Problem to work on
Reproduce the material from its first line through the line containing "220, 1810, 240]", replacing "webcam-overlay" with "camera-overlay" and leaving everything else unchanged.
────────────────
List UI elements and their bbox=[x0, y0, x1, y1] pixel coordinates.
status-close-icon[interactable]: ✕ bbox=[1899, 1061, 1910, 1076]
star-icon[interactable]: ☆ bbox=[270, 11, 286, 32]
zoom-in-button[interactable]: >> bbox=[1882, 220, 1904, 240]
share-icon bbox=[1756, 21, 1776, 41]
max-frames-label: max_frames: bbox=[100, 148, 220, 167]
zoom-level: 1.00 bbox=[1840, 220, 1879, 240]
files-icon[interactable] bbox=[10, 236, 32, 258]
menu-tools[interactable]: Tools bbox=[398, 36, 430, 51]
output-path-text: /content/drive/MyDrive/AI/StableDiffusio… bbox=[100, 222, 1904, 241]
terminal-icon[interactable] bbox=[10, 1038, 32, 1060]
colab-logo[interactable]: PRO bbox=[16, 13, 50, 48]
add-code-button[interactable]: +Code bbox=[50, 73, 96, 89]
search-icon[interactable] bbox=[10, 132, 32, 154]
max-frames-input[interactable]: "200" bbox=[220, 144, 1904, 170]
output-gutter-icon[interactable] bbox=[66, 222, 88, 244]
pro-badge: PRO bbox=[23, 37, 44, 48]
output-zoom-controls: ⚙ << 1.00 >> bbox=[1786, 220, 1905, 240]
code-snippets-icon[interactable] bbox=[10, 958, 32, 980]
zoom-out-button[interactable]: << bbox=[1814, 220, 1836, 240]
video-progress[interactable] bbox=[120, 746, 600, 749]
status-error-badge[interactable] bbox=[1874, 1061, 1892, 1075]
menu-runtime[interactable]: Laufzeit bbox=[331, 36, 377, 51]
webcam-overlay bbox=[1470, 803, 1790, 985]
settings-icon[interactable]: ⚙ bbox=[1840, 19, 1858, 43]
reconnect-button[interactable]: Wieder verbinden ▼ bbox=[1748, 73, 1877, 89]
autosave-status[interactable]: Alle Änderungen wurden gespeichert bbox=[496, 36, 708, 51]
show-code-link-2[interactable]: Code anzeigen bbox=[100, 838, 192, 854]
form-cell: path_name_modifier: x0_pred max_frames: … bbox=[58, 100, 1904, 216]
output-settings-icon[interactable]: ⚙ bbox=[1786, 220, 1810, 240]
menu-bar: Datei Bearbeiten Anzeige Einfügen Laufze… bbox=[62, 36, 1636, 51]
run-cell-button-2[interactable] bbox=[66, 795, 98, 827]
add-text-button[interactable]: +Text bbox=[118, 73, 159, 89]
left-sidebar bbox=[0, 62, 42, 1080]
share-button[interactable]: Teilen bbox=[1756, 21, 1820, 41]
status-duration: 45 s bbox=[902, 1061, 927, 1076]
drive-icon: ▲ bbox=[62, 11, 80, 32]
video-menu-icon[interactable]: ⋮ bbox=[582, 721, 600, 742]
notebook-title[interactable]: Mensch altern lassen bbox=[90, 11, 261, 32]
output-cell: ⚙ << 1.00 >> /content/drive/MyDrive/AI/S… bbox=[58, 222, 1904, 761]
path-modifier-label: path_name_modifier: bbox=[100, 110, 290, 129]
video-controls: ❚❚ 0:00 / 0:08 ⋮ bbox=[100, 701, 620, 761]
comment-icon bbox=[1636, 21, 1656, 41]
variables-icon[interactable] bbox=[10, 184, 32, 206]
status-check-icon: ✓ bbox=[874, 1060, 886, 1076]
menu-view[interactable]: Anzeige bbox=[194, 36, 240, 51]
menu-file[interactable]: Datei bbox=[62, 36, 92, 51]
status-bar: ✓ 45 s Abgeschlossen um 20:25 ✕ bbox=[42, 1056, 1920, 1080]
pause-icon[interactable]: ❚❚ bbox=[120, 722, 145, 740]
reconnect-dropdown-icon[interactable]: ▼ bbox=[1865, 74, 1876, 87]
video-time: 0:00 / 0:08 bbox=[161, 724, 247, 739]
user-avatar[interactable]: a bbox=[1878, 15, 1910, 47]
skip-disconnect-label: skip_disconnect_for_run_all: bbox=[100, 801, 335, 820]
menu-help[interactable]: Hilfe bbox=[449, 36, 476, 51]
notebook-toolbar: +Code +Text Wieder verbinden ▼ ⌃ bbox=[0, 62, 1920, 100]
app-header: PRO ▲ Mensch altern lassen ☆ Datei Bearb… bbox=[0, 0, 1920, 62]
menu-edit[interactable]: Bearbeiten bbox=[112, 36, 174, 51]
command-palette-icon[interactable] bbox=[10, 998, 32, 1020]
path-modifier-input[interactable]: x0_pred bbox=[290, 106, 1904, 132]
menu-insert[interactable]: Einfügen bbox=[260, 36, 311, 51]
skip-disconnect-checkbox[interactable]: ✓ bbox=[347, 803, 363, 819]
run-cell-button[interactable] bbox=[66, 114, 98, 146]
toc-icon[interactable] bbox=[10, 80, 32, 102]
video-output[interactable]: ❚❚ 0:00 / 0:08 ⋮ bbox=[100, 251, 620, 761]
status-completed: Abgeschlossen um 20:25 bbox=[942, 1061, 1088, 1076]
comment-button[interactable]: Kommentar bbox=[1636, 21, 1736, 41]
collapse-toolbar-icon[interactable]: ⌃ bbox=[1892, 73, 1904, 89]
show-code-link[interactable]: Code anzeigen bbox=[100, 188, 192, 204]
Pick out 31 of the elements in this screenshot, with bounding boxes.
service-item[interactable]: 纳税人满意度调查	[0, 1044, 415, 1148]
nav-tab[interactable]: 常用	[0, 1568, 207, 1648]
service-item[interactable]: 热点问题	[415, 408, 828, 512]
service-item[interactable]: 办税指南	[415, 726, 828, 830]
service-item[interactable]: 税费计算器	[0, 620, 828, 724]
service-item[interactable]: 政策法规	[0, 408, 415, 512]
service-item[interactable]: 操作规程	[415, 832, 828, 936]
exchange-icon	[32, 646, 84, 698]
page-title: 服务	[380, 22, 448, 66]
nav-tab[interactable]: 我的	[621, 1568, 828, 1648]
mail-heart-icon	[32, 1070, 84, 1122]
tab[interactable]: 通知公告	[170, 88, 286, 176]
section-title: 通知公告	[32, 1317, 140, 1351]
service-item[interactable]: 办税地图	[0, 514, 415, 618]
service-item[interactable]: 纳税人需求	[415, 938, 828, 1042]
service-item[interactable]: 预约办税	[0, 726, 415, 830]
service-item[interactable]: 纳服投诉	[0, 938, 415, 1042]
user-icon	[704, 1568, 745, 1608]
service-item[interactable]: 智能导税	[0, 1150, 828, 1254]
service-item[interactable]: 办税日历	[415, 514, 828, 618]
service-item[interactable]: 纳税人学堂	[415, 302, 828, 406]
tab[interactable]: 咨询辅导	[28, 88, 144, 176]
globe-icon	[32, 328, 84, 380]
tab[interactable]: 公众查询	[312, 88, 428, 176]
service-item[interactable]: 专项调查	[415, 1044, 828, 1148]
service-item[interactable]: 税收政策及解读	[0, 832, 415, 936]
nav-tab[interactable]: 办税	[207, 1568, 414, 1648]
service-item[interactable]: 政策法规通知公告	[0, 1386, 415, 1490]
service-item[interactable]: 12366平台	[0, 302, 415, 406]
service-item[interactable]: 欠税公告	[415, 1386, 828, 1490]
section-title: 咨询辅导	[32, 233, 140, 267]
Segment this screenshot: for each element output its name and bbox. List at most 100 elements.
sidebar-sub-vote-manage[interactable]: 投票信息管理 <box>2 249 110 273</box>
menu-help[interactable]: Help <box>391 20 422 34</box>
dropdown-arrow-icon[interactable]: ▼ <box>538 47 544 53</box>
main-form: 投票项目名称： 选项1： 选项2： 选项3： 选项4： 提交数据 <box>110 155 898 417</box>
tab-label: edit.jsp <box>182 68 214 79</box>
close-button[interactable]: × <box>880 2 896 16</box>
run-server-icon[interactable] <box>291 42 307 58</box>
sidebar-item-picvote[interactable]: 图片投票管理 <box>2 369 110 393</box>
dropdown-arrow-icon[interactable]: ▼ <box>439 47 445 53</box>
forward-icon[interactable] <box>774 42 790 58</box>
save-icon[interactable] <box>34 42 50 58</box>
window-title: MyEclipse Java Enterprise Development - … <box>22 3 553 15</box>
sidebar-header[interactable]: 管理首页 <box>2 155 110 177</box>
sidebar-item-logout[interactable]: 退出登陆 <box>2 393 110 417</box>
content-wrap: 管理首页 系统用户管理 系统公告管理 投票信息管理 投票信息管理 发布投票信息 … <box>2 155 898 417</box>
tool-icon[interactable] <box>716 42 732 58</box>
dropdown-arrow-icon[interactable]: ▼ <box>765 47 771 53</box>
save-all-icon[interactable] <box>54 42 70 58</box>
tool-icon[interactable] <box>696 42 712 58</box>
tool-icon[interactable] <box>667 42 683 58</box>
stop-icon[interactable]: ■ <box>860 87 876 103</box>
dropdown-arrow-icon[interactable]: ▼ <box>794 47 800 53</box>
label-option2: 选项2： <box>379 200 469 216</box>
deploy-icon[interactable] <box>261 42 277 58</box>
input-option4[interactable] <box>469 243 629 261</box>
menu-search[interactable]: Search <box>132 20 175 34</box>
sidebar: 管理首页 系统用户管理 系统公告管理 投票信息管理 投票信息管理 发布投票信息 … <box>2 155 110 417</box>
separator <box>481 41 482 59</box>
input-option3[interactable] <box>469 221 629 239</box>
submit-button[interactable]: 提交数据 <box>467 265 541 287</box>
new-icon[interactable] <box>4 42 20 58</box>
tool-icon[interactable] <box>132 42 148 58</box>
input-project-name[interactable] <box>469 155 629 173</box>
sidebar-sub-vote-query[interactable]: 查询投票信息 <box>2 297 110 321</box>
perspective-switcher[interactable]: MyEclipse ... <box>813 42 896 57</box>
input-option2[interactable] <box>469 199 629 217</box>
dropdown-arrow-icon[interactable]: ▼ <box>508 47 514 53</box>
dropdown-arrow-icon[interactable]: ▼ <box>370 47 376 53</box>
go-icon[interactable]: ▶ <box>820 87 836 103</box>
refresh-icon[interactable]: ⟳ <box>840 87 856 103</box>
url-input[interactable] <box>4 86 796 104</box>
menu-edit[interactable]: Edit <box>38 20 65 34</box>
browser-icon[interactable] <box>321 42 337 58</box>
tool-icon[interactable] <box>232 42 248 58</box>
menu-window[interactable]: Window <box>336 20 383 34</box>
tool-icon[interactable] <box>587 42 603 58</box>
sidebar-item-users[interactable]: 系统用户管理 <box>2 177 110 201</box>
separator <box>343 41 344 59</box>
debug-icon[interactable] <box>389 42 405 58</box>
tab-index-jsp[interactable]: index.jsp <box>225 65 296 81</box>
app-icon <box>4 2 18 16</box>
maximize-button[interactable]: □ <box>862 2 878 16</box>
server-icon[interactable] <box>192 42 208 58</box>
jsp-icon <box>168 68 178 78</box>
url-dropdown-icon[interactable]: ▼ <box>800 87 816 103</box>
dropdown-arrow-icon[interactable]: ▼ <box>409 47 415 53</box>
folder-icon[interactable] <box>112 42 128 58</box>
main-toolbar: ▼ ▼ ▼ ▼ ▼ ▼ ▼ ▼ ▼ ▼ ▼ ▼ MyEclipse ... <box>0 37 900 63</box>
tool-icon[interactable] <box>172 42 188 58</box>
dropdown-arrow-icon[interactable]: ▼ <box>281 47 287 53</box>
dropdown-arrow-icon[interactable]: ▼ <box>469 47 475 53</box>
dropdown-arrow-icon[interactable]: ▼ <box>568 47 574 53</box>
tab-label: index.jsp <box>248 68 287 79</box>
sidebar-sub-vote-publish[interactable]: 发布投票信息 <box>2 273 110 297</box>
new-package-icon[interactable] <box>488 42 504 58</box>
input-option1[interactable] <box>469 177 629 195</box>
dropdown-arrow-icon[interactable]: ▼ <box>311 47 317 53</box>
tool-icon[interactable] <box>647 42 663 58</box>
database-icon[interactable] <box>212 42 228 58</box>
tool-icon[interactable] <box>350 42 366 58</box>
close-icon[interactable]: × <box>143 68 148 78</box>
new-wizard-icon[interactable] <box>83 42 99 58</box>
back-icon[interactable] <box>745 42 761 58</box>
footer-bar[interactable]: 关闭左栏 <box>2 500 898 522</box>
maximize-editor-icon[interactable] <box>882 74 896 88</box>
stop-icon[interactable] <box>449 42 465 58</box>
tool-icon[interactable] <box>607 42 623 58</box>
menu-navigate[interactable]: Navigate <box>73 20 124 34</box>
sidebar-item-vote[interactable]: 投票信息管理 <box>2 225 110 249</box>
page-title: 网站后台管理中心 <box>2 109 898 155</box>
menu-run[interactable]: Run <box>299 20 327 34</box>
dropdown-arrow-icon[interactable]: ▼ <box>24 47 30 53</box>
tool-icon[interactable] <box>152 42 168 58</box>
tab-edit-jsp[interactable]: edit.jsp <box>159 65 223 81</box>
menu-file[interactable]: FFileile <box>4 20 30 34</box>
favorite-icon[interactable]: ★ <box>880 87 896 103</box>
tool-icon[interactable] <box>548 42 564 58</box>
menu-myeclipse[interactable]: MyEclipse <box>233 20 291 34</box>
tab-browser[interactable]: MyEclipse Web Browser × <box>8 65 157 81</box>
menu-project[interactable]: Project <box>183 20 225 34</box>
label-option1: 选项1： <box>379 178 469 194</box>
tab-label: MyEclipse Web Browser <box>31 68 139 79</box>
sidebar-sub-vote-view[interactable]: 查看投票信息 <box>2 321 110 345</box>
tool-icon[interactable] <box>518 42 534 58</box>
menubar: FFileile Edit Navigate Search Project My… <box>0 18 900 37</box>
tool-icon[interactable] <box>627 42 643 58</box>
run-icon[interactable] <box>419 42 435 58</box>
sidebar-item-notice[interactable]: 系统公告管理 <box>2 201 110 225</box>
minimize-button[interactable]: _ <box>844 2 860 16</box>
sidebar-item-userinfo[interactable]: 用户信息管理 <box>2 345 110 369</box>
────────────────
Result for this exercise
List UI elements and their bbox=[x0, y0, x1, y1] pixel coordinates.
status-close-icon[interactable]: ✕ bbox=[1899, 1061, 1910, 1076]
star-icon[interactable]: ☆ bbox=[270, 11, 286, 32]
zoom-in-button[interactable]: >> bbox=[1882, 220, 1904, 240]
share-icon bbox=[1756, 21, 1776, 41]
max-frames-label: max_frames: bbox=[100, 148, 220, 167]
zoom-level: 1.00 bbox=[1840, 220, 1879, 240]
files-icon[interactable] bbox=[10, 236, 32, 258]
menu-tools[interactable]: Tools bbox=[398, 36, 430, 51]
output-path-text: /content/drive/MyDrive/AI/StableDiffusio… bbox=[100, 222, 1904, 241]
terminal-icon[interactable] bbox=[10, 1038, 32, 1060]
colab-logo[interactable]: PRO bbox=[16, 13, 50, 48]
add-code-button[interactable]: +Code bbox=[50, 73, 96, 89]
search-icon[interactable] bbox=[10, 132, 32, 154]
max-frames-input[interactable]: "200" bbox=[220, 144, 1904, 170]
output-gutter-icon[interactable] bbox=[66, 222, 88, 244]
pro-badge: PRO bbox=[23, 37, 44, 48]
output-zoom-controls: ⚙ << 1.00 >> bbox=[1786, 220, 1905, 240]
code-snippets-icon[interactable] bbox=[10, 958, 32, 980]
zoom-out-button[interactable]: << bbox=[1814, 220, 1836, 240]
video-progress[interactable] bbox=[120, 746, 600, 749]
status-error-badge[interactable] bbox=[1874, 1061, 1892, 1075]
menu-runtime[interactable]: Laufzeit bbox=[331, 36, 377, 51]
camera-overlay bbox=[1470, 803, 1790, 985]
settings-icon[interactable]: ⚙ bbox=[1840, 19, 1858, 43]
reconnect-button[interactable]: Wieder verbinden ▼ bbox=[1748, 73, 1877, 89]
autosave-status[interactable]: Alle Änderungen wurden gespeichert bbox=[496, 36, 708, 51]
show-code-link-2[interactable]: Code anzeigen bbox=[100, 838, 192, 854]
form-cell: path_name_modifier: x0_pred max_frames: … bbox=[58, 100, 1904, 216]
output-settings-icon[interactable]: ⚙ bbox=[1786, 220, 1810, 240]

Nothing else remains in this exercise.